- The exercise -
Keep the pictures out of the copy and print all the entries below exactly.
Start of Records to use
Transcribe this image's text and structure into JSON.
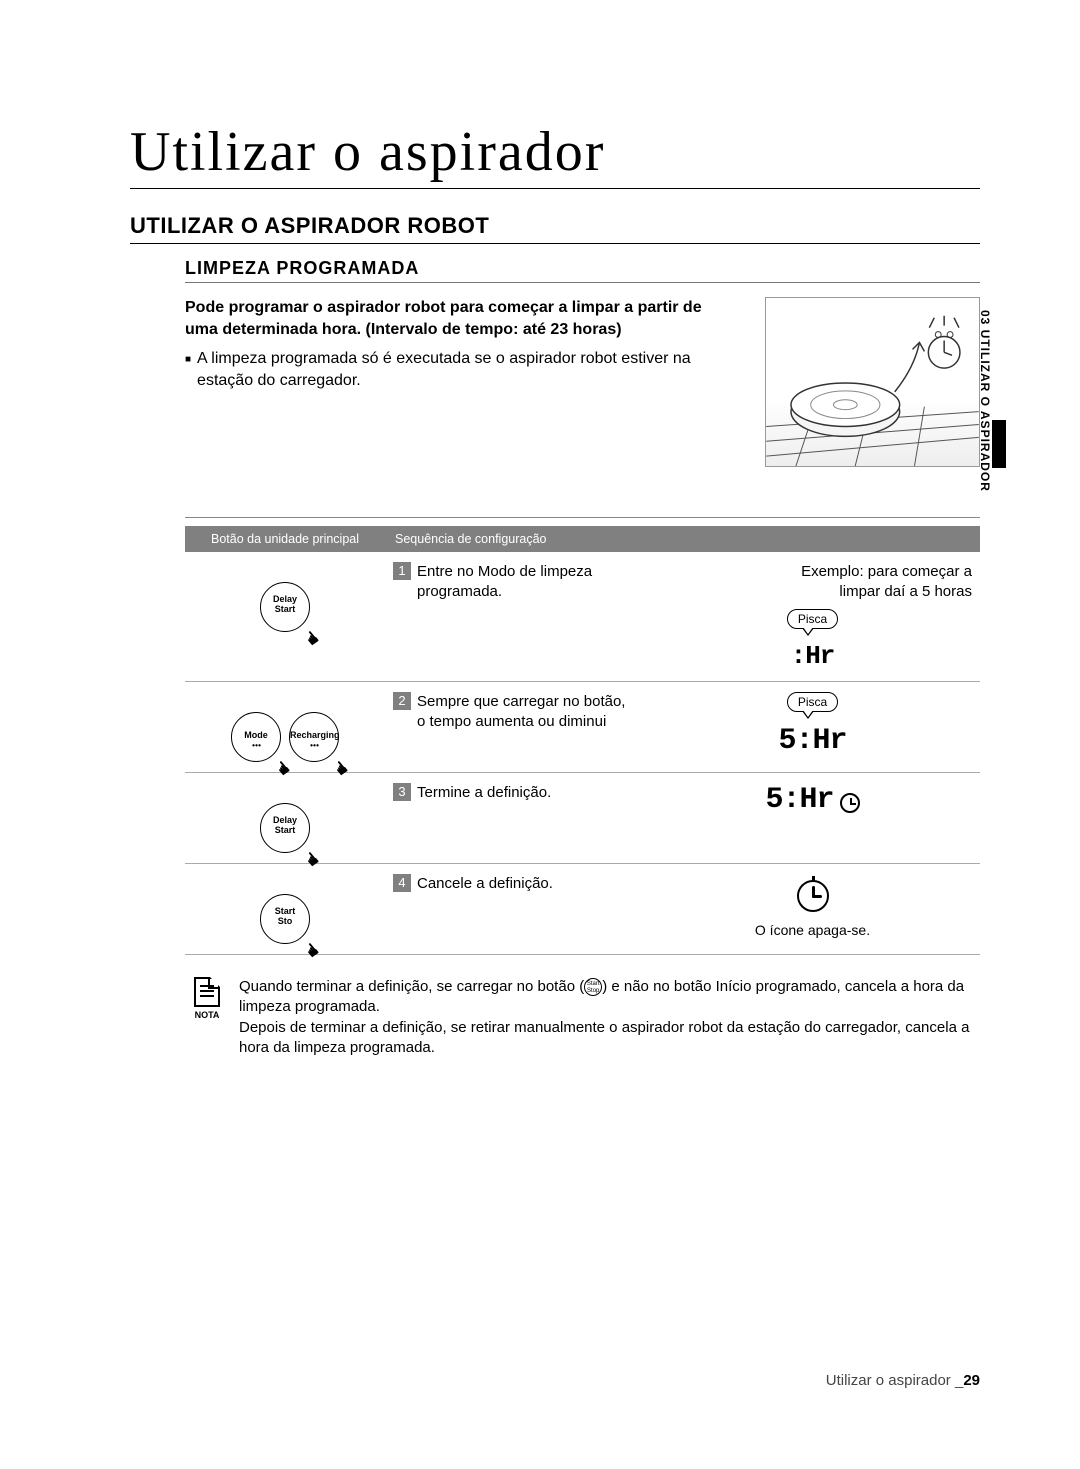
{
  "main_title": "Utilizar o aspirador",
  "section_title": "UTILIZAR O ASPIRADOR ROBOT",
  "sub_title": "LIMPEZA PROGRAMADA",
  "intro": {
    "bold": "Pode programar o aspirador robot para começar a limpar a partir de uma determinada hora. (Intervalo de tempo: até 23 horas)",
    "bullet": "A limpeza programada só é executada se o aspirador robot estiver na estação do carregador."
  },
  "side_tab": "03  UTILIZAR O ASPIRADOR",
  "table": {
    "headers": [
      "Botão da unidade principal",
      "Sequência de configuração",
      ""
    ],
    "rows": [
      {
        "buttons": [
          {
            "l1": "Delay",
            "l2": "Start"
          }
        ],
        "step_num": "1",
        "step_text": "Entre no Modo de limpeza programada.",
        "example_header_1": "Exemplo: para começar a",
        "example_header_2": "limpar daí a 5 horas",
        "pisca": "Pisca",
        "seg": ":Hr",
        "show_blink_dots": true
      },
      {
        "buttons": [
          {
            "l1": "Mode",
            "dots": true
          },
          {
            "l1": "Recharging",
            "dots": true
          }
        ],
        "step_num": "2",
        "step_text": "Sempre que carregar no botão, o tempo aumenta ou diminui",
        "pisca": "Pisca",
        "seg": "5:Hr"
      },
      {
        "buttons": [
          {
            "l1": "Delay",
            "l2": "Start"
          }
        ],
        "step_num": "3",
        "step_text": "Termine a definição.",
        "seg": "5:Hr",
        "clock_small": true
      },
      {
        "buttons": [
          {
            "l1": "Start",
            "l2": "Sto"
          }
        ],
        "step_num": "4",
        "step_text": "Cancele a definição.",
        "clock_big": true,
        "icon_off": "O ícone apaga-se."
      }
    ]
  },
  "note": {
    "label": "NOTA",
    "text_1a": "Quando terminar a definição, se carregar no botão (",
    "text_1b": ") e não no botão Início programado, cancela a hora da limpeza programada.",
    "text_2": "Depois de terminar a definição, se retirar manualmente o aspirador robot da estação do carregador, cancela a hora da limpeza programada."
  },
  "footer": {
    "text": "Utilizar o aspirador _",
    "page": "29"
  }
}
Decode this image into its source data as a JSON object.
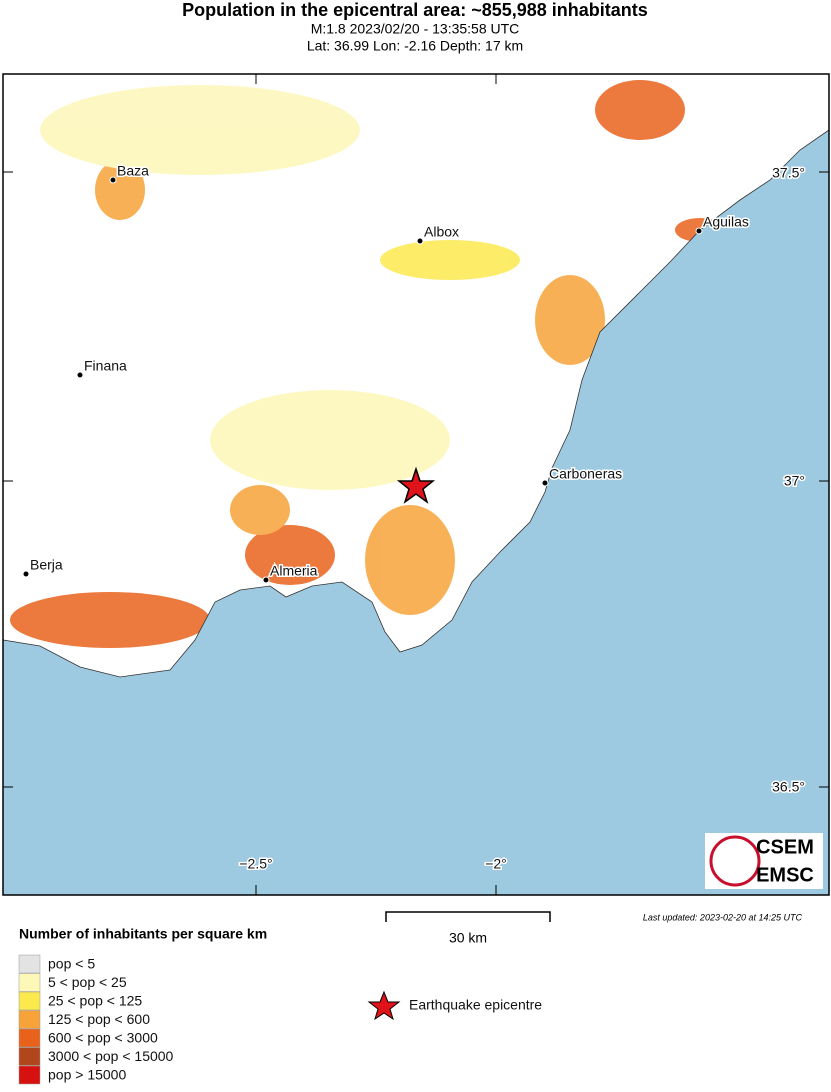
{
  "header": {
    "title": "Population in the epicentral area: ~855,988 inhabitants",
    "event": "M:1.8 2023/02/20 - 13:35:58 UTC",
    "location": "Lat: 36.99 Lon: -2.16 Depth: 17 km"
  },
  "map": {
    "cities": [
      "Baza",
      "Albox",
      "Aguilas",
      "Finana",
      "Carboneras",
      "Berja",
      "Almeria"
    ],
    "lat_labels": [
      "37.5°",
      "37°",
      "36.5°"
    ],
    "lon_labels": [
      "−2.5°",
      "−2°"
    ],
    "logo": [
      "CSEM",
      "EMSC"
    ]
  },
  "scale_bar": "30 km",
  "last_updated": "Last updated: 2023-02-20 at 14:25 UTC",
  "legend": {
    "title": "Number of inhabitants per square km",
    "items": [
      {
        "label": "pop < 5",
        "color": "#e3e3e3"
      },
      {
        "label": "5 < pop < 25",
        "color": "#fdf7b8"
      },
      {
        "label": "25 < pop < 125",
        "color": "#fbe94d"
      },
      {
        "label": "125 < pop < 600",
        "color": "#f7a33a"
      },
      {
        "label": "600 < pop < 3000",
        "color": "#e9621c"
      },
      {
        "label": "3000 < pop < 15000",
        "color": "#b0461a"
      },
      {
        "label": "pop > 15000",
        "color": "#d7110f"
      }
    ],
    "epicentre": "Earthquake epicentre"
  }
}
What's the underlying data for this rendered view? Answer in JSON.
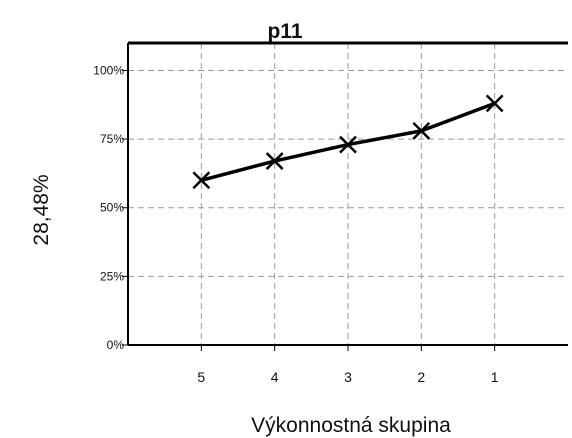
{
  "chart_data": {
    "type": "line",
    "title": "p11",
    "xlabel": "Výkonnostná skupina",
    "ylabel": "28,48%",
    "categories": [
      "5",
      "4",
      "3",
      "2",
      "1"
    ],
    "series": [
      {
        "values": [
          60,
          67,
          73,
          78,
          88
        ]
      }
    ],
    "ylim": [
      0,
      110
    ],
    "yticks": [
      0,
      25,
      50,
      75,
      100
    ],
    "ytick_labels": [
      "0%",
      "25%",
      "50%",
      "75%",
      "100%"
    ],
    "grid": true,
    "marker": "x",
    "colors": {
      "line": "#000000",
      "grid": "#9a9a9a",
      "background": "#ffffff"
    }
  }
}
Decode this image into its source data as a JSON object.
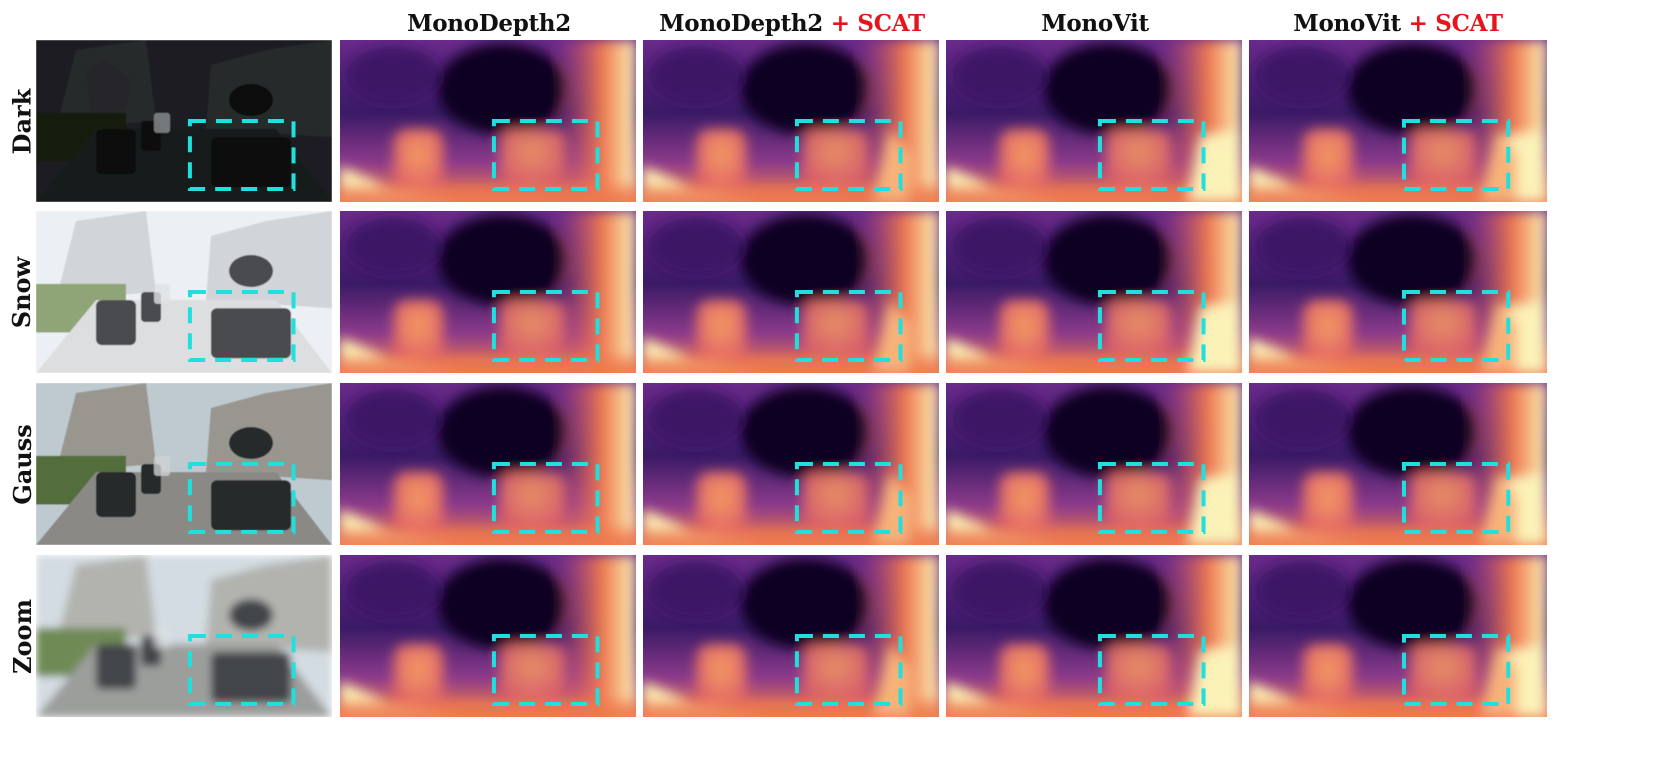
{
  "figure": {
    "columns": [
      {
        "label": "MonoDepth2",
        "suffix": ""
      },
      {
        "label": "MonoDepth2",
        "suffix": "+ SCAT"
      },
      {
        "label": "MonoVit",
        "suffix": ""
      },
      {
        "label": "MonoVit",
        "suffix": "+ SCAT"
      }
    ],
    "rows": [
      {
        "label": "Dark"
      },
      {
        "label": "Snow"
      },
      {
        "label": "Gauss"
      },
      {
        "label": "Zoom"
      }
    ],
    "colors": {
      "highlight_box": "#1fe0dc",
      "accent_text": "#e8141b",
      "depth_far": "#0b0420",
      "depth_mid": "#6a2a8a",
      "depth_near": "#f07a4e",
      "depth_closest": "#fbf2b8"
    }
  }
}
End of Records to use
- The output -
Transcribe this image's text and structure into JSON.
{
  "main_title": "Utilizar o aspirador",
  "section_title": "UTILIZAR O ASPIRADOR ROBOT",
  "sub_title": "LIMPEZA PROGRAMADA",
  "intro": {
    "bold": "Pode programar o aspirador robot para começar a limpar a partir de uma determinada hora. (Intervalo de tempo: até 23 horas)",
    "bullet": "A limpeza programada só é executada se o aspirador robot estiver na estação do carregador."
  },
  "side_tab": "03  UTILIZAR O ASPIRADOR",
  "table": {
    "headers": [
      "Botão da unidade principal",
      "Sequência de configuração",
      ""
    ],
    "rows": [
      {
        "buttons": [
          {
            "l1": "Delay",
            "l2": "Start"
          }
        ],
        "step_num": "1",
        "step_text": "Entre no Modo de limpeza programada.",
        "example_header_1": "Exemplo: para começar a",
        "example_header_2": "limpar daí a 5 horas",
        "pisca": "Pisca",
        "seg": ":Hr",
        "show_blink_dots": true
      },
      {
        "buttons": [
          {
            "l1": "Mode",
            "dots": true
          },
          {
            "l1": "Recharging",
            "dots": true
          }
        ],
        "step_num": "2",
        "step_text": "Sempre que carregar no botão, o tempo aumenta ou diminui",
        "pisca": "Pisca",
        "seg": "5:Hr"
      },
      {
        "buttons": [
          {
            "l1": "Delay",
            "l2": "Start"
          }
        ],
        "step_num": "3",
        "step_text": "Termine a definição.",
        "seg": "5:Hr",
        "clock_small": true
      },
      {
        "buttons": [
          {
            "l1": "Start",
            "l2": "Sto"
          }
        ],
        "step_num": "4",
        "step_text": "Cancele a definição.",
        "clock_big": true,
        "icon_off": "O ícone apaga-se."
      }
    ]
  },
  "note": {
    "label": "NOTA",
    "text_1a": "Quando terminar a definição, se carregar no botão (",
    "text_1b": ") e não no botão Início programado, cancela a hora da limpeza programada.",
    "text_2": "Depois de terminar a definição, se retirar manualmente o aspirador robot da estação do carregador, cancela a hora da limpeza programada."
  },
  "footer": {
    "text": "Utilizar o aspirador _",
    "page": "29"
  }
}
Decode this image into its source data as a JSON object.
{
  "header": {
    "title": "Population in the epicentral area: ~855,988 inhabitants",
    "event": "M:1.8 2023/02/20 - 13:35:58 UTC",
    "location": "Lat: 36.99 Lon: -2.16 Depth: 17 km"
  },
  "map": {
    "cities": [
      "Baza",
      "Albox",
      "Aguilas",
      "Finana",
      "Carboneras",
      "Berja",
      "Almeria"
    ],
    "lat_labels": [
      "37.5°",
      "37°",
      "36.5°"
    ],
    "lon_labels": [
      "−2.5°",
      "−2°"
    ],
    "logo": [
      "CSEM",
      "EMSC"
    ]
  },
  "scale_bar": "30 km",
  "last_updated": "Last updated: 2023-02-20 at 14:25 UTC",
  "legend": {
    "title": "Number of inhabitants per square km",
    "items": [
      {
        "label": "pop < 5",
        "color": "#e3e3e3"
      },
      {
        "label": "5 < pop < 25",
        "color": "#fdf7b8"
      },
      {
        "label": "25 < pop < 125",
        "color": "#fbe94d"
      },
      {
        "label": "125 < pop < 600",
        "color": "#f7a33a"
      },
      {
        "label": "600 < pop < 3000",
        "color": "#e9621c"
      },
      {
        "label": "3000 < pop < 15000",
        "color": "#b0461a"
      },
      {
        "label": "pop > 15000",
        "color": "#d7110f"
      }
    ],
    "epicentre": "Earthquake epicentre"
  }
}
What's the underlying data for this rendered view? Answer in JSON.
{
  "chart_data": {
    "type": "line",
    "title": "p11",
    "xlabel": "Výkonnostná skupina",
    "ylabel": "28,48%",
    "categories": [
      "5",
      "4",
      "3",
      "2",
      "1"
    ],
    "series": [
      {
        "values": [
          60,
          67,
          73,
          78,
          88
        ]
      }
    ],
    "ylim": [
      0,
      110
    ],
    "yticks": [
      0,
      25,
      50,
      75,
      100
    ],
    "ytick_labels": [
      "0%",
      "25%",
      "50%",
      "75%",
      "100%"
    ],
    "grid": true,
    "marker": "x",
    "colors": {
      "line": "#000000",
      "grid": "#9a9a9a",
      "background": "#ffffff"
    }
  }
}
Decode this image into its source data as a JSON object.
{
  "figure": {
    "columns": [
      {
        "label": "MonoDepth2",
        "suffix": ""
      },
      {
        "label": "MonoDepth2",
        "suffix": "+ SCAT"
      },
      {
        "label": "MonoVit",
        "suffix": ""
      },
      {
        "label": "MonoVit",
        "suffix": "+ SCAT"
      }
    ],
    "rows": [
      {
        "label": "Dark"
      },
      {
        "label": "Snow"
      },
      {
        "label": "Gauss"
      },
      {
        "label": "Zoom"
      }
    ],
    "colors": {
      "highlight_box": "#1fe0dc",
      "accent_text": "#e8141b",
      "depth_far": "#0b0420",
      "depth_mid": "#6a2a8a",
      "depth_near": "#f07a4e",
      "depth_closest": "#fbf2b8"
    }
  }
}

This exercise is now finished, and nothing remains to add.